[Data entries for graphics]
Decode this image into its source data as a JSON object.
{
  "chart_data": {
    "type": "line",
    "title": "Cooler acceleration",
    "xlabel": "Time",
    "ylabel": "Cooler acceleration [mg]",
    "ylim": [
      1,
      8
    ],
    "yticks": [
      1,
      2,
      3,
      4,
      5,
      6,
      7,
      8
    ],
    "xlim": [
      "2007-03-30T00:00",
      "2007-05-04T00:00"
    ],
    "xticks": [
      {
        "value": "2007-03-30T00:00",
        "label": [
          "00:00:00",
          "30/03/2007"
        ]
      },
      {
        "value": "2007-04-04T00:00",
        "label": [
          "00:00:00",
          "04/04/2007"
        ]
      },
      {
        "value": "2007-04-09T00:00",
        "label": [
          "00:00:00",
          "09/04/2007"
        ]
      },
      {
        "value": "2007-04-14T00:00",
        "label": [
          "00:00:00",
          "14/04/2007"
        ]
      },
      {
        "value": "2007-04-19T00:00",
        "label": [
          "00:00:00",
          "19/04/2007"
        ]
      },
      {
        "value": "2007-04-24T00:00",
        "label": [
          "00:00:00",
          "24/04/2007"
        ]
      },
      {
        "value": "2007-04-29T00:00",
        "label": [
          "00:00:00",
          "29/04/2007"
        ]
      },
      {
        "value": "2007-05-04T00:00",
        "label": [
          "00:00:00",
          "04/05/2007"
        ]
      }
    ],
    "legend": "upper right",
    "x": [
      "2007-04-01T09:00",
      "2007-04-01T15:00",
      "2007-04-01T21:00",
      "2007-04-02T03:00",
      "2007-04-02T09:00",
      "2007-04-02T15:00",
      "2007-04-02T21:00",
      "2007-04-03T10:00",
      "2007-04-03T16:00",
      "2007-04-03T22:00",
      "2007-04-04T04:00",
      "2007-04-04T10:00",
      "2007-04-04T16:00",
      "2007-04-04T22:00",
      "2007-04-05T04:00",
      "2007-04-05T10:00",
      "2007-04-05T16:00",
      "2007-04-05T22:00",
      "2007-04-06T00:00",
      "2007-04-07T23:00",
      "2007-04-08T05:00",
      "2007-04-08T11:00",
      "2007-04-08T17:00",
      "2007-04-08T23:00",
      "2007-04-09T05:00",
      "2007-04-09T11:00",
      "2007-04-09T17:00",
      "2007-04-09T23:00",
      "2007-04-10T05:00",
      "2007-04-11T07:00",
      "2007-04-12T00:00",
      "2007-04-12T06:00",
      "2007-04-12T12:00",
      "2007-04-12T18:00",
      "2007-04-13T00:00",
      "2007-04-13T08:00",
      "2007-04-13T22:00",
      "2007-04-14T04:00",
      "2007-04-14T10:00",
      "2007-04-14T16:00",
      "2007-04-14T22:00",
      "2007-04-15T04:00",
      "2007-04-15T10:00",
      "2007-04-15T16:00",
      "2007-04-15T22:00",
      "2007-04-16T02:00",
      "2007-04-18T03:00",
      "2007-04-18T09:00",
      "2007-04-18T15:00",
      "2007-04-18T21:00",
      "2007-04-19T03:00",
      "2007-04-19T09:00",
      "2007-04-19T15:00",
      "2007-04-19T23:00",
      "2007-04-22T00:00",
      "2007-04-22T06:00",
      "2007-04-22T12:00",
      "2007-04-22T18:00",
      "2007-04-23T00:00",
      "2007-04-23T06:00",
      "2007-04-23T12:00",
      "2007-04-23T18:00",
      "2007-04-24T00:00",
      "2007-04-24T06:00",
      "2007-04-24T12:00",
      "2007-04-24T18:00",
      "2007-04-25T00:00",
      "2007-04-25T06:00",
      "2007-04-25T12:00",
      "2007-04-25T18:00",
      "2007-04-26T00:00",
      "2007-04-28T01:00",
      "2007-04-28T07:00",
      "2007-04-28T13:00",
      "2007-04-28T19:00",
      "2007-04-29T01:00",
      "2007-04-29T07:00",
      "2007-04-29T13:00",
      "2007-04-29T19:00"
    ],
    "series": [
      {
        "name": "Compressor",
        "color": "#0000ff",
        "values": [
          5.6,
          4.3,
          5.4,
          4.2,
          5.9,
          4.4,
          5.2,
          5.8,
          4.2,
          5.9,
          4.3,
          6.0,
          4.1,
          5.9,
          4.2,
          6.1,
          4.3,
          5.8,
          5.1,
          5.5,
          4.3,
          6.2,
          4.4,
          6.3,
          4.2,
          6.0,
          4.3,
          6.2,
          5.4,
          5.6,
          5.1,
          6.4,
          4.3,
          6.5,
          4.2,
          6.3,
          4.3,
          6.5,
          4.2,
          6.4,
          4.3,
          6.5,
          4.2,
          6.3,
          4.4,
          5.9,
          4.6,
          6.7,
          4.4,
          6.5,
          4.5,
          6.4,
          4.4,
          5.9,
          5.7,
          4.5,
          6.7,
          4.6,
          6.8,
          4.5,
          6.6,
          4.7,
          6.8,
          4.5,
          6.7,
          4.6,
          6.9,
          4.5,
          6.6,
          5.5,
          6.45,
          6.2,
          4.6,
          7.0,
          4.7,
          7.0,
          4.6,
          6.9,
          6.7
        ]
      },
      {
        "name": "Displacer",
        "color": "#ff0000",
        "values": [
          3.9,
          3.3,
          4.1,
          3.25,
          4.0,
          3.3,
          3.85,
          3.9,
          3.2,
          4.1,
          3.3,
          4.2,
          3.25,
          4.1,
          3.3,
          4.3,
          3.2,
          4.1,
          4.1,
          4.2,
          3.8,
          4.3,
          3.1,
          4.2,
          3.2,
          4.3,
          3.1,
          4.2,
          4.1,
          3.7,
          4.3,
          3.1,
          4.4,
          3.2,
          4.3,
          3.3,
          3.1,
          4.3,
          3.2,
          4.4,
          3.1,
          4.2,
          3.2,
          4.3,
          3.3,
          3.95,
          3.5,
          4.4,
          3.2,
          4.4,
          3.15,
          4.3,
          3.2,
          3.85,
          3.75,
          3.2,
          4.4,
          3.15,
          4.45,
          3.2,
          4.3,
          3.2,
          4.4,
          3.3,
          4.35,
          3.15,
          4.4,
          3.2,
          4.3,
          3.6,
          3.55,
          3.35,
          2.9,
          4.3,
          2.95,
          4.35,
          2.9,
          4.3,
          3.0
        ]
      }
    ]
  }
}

* * *

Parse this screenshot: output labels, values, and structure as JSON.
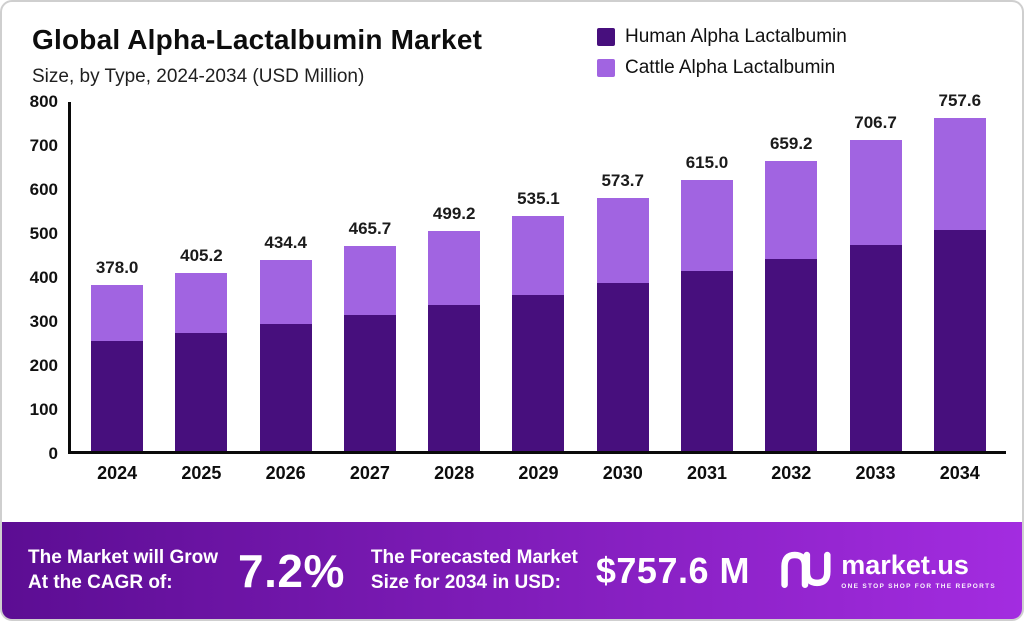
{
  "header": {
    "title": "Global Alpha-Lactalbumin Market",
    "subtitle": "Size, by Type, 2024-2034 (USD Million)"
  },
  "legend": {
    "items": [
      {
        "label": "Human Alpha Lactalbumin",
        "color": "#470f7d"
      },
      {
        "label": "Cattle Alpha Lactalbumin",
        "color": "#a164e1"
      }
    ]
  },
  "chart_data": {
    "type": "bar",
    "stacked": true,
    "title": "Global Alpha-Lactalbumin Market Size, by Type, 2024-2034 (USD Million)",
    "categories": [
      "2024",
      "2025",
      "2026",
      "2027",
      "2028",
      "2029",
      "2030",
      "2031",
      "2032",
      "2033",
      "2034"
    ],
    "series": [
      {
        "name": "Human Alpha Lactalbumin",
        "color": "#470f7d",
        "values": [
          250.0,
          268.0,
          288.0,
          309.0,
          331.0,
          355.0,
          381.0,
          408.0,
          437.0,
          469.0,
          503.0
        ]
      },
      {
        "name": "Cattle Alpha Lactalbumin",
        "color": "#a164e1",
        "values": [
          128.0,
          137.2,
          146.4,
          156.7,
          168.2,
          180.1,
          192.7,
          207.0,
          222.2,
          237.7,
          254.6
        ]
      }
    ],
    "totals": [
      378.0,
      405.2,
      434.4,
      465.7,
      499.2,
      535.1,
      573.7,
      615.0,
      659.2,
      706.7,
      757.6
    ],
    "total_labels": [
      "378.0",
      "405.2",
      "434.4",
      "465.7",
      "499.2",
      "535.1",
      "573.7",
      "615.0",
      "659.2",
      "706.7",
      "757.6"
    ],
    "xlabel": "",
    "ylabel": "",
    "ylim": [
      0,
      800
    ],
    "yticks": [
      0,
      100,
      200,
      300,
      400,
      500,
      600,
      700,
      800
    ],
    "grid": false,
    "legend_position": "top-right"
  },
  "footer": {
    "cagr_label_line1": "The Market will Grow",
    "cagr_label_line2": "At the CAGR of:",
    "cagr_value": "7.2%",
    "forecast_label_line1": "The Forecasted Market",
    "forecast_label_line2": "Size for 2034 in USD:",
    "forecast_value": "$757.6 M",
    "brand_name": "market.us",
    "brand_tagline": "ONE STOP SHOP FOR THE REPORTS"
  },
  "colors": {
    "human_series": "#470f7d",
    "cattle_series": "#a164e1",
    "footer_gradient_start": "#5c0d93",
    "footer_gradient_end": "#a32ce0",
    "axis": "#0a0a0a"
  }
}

Prompt
From the listing, copy every line where the string "this" appears.

Task answer
Decode this image into its source data as a JSON object.
Parse this screenshot: output labels, values, and structure as JSON.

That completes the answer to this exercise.